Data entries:

• • • •

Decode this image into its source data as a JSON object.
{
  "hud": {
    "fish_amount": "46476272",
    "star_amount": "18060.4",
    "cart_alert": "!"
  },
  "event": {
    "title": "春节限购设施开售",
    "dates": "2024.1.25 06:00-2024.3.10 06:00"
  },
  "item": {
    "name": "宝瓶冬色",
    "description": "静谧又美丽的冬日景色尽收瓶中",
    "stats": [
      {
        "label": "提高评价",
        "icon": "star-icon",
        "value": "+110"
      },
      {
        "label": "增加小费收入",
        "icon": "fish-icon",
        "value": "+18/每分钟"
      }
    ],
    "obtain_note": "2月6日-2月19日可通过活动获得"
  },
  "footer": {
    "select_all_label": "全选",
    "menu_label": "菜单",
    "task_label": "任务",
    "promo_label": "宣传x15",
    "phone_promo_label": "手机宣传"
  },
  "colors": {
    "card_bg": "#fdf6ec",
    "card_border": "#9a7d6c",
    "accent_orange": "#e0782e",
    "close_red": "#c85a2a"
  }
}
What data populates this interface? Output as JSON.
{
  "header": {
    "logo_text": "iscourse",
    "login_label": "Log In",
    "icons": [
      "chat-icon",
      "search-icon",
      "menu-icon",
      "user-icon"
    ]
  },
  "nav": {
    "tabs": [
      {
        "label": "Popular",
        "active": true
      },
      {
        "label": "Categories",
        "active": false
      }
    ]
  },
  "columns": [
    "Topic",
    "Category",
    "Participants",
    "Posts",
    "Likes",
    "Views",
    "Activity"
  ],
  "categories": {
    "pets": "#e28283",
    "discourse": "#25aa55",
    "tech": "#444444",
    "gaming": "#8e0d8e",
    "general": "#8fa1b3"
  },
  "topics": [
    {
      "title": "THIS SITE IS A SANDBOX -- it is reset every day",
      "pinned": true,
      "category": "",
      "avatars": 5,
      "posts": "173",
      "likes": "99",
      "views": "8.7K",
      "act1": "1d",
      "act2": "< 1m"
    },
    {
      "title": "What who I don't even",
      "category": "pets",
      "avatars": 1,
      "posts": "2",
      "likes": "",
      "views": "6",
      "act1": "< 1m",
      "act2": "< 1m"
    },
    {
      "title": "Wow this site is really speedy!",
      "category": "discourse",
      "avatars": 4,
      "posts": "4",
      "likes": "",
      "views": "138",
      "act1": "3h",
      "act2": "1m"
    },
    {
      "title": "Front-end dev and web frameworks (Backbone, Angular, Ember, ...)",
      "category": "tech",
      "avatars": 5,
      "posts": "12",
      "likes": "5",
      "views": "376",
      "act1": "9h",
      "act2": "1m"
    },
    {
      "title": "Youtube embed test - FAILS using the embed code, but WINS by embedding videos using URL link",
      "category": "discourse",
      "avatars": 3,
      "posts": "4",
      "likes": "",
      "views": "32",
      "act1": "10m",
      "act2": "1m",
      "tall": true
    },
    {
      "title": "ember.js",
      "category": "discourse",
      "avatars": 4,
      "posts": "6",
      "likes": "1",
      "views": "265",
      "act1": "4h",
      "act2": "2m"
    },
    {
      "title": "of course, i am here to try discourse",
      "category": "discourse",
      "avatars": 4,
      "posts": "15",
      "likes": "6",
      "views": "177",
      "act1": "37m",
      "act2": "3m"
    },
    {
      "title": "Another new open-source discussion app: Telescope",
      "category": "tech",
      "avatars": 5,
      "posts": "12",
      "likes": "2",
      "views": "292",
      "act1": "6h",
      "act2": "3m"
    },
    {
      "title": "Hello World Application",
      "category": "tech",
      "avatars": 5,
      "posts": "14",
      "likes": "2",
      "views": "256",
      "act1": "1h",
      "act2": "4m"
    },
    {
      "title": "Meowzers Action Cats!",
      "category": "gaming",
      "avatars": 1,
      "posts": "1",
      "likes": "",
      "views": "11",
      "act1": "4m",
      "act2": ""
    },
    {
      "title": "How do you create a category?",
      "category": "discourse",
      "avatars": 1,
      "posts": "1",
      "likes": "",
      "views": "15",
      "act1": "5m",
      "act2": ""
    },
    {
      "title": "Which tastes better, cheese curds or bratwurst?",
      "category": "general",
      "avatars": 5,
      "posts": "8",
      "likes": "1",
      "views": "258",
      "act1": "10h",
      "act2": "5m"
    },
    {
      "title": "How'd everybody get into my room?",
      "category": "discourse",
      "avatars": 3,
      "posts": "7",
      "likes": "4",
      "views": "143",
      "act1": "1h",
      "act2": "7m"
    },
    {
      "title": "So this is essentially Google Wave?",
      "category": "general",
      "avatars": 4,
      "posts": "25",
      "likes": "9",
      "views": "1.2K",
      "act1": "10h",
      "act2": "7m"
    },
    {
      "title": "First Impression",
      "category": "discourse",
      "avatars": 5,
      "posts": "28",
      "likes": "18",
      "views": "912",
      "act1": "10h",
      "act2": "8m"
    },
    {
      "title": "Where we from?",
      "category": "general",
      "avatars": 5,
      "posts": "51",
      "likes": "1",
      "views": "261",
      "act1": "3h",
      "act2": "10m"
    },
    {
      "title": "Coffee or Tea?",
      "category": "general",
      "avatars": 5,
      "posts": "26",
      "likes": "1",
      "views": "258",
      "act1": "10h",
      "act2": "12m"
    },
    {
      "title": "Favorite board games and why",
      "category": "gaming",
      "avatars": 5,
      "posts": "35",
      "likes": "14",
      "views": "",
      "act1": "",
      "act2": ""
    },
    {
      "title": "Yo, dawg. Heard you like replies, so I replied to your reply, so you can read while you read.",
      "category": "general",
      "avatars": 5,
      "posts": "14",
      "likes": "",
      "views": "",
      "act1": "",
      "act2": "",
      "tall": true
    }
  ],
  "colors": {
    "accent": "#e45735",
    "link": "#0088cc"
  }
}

• • • •

▶ DIRECTION
Every record above should be copied exactly.

▶ FULL RESPONSE
Decode this image into its source data as a JSON object.
{
  "hud": {
    "fish_amount": "46476272",
    "star_amount": "18060.4",
    "cart_alert": "!"
  },
  "event": {
    "title": "春节限购设施开售",
    "dates": "2024.1.25 06:00-2024.3.10 06:00"
  },
  "item": {
    "name": "宝瓶冬色",
    "description": "静谧又美丽的冬日景色尽收瓶中",
    "stats": [
      {
        "label": "提高评价",
        "icon": "star-icon",
        "value": "+110"
      },
      {
        "label": "增加小费收入",
        "icon": "fish-icon",
        "value": "+18/每分钟"
      }
    ],
    "obtain_note": "2月6日-2月19日可通过活动获得"
  },
  "footer": {
    "select_all_label": "全选",
    "menu_label": "菜单",
    "task_label": "任务",
    "promo_label": "宣传x15",
    "phone_promo_label": "手机宣传"
  },
  "colors": {
    "card_bg": "#fdf6ec",
    "card_border": "#9a7d6c",
    "accent_orange": "#e0782e",
    "close_red": "#c85a2a"
  }
}
What data populates this interface? Output as JSON.
{
  "header": {
    "logo_text": "iscourse",
    "login_label": "Log In",
    "icons": [
      "chat-icon",
      "search-icon",
      "menu-icon",
      "user-icon"
    ]
  },
  "nav": {
    "tabs": [
      {
        "label": "Popular",
        "active": true
      },
      {
        "label": "Categories",
        "active": false
      }
    ]
  },
  "columns": [
    "Topic",
    "Category",
    "Participants",
    "Posts",
    "Likes",
    "Views",
    "Activity"
  ],
  "categories": {
    "pets": "#e28283",
    "discourse": "#25aa55",
    "tech": "#444444",
    "gaming": "#8e0d8e",
    "general": "#8fa1b3"
  },
  "topics": [
    {
      "title": "THIS SITE IS A SANDBOX -- it is reset every day",
      "pinned": true,
      "category": "",
      "avatars": 5,
      "posts": "173",
      "likes": "99",
      "views": "8.7K",
      "act1": "1d",
      "act2": "< 1m"
    },
    {
      "title": "What who I don't even",
      "category": "pets",
      "avatars": 1,
      "posts": "2",
      "likes": "",
      "views": "6",
      "act1": "< 1m",
      "act2": "< 1m"
    },
    {
      "title": "Wow this site is really speedy!",
      "category": "discourse",
      "avatars": 4,
      "posts": "4",
      "likes": "",
      "views": "138",
      "act1": "3h",
      "act2": "1m"
    },
    {
      "title": "Front-end dev and web frameworks (Backbone, Angular, Ember, ...)",
      "category": "tech",
      "avatars": 5,
      "posts": "12",
      "likes": "5",
      "views": "376",
      "act1": "9h",
      "act2": "1m"
    },
    {
      "title": "Youtube embed test - FAILS using the embed code, but WINS by embedding videos using URL link",
      "category": "discourse",
      "avatars": 3,
      "posts": "4",
      "likes": "",
      "views": "32",
      "act1": "10m",
      "act2": "1m",
      "tall": true
    },
    {
      "title": "ember.js",
      "category": "discourse",
      "avatars": 4,
      "posts": "6",
      "likes": "1",
      "views": "265",
      "act1": "4h",
      "act2": "2m"
    },
    {
      "title": "of course, i am here to try discourse",
      "category": "discourse",
      "avatars": 4,
      "posts": "15",
      "likes": "6",
      "views": "177",
      "act1": "37m",
      "act2": "3m"
    },
    {
      "title": "Another new open-source discussion app: Telescope",
      "category": "tech",
      "avatars": 5,
      "posts": "12",
      "likes": "2",
      "views": "292",
      "act1": "6h",
      "act2": "3m"
    },
    {
      "title": "Hello World Application",
      "category": "tech",
      "avatars": 5,
      "posts": "14",
      "likes": "2",
      "views": "256",
      "act1": "1h",
      "act2": "4m"
    },
    {
      "title": "Meowzers Action Cats!",
      "category": "gaming",
      "avatars": 1,
      "posts": "1",
      "likes": "",
      "views": "11",
      "act1": "4m",
      "act2": ""
    },
    {
      "title": "How do you create a category?",
      "category": "discourse",
      "avatars": 1,
      "posts": "1",
      "likes": "",
      "views": "15",
      "act1": "5m",
      "act2": ""
    },
    {
      "title": "Which tastes better, cheese curds or bratwurst?",
      "category": "general",
      "avatars": 5,
      "posts": "8",
      "likes": "1",
      "views": "258",
      "act1": "10h",
      "act2": "5m"
    },
    {
      "title": "How'd everybody get into my room?",
      "category": "discourse",
      "avatars": 3,
      "posts": "7",
      "likes": "4",
      "views": "143",
      "act1": "1h",
      "act2": "7m"
    },
    {
      "title": "So this is essentially Google Wave?",
      "category": "general",
      "avatars": 4,
      "posts": "25",
      "likes": "9",
      "views": "1.2K",
      "act1": "10h",
      "act2": "7m"
    },
    {
      "title": "First Impression",
      "category": "discourse",
      "avatars": 5,
      "posts": "28",
      "likes": "18",
      "views": "912",
      "act1": "10h",
      "act2": "8m"
    },
    {
      "title": "Where we from?",
      "category": "general",
      "avatars": 5,
      "posts": "51",
      "likes": "1",
      "views": "261",
      "act1": "3h",
      "act2": "10m"
    },
    {
      "title": "Coffee or Tea?",
      "category": "general",
      "avatars": 5,
      "posts": "26",
      "likes": "1",
      "views": "258",
      "act1": "10h",
      "act2": "12m"
    },
    {
      "title": "Favorite board games and why",
      "category": "gaming",
      "avatars": 5,
      "posts": "35",
      "likes": "14",
      "views": "",
      "act1": "",
      "act2": ""
    },
    {
      "title": "Yo, dawg. Heard you like replies, so I replied to your reply, so you can read while you read.",
      "category": "general",
      "avatars": 5,
      "posts": "14",
      "likes": "",
      "views": "",
      "act1": "",
      "act2": "",
      "tall": true
    }
  ],
  "colors": {
    "accent": "#e45735",
    "link": "#0088cc"
  }
}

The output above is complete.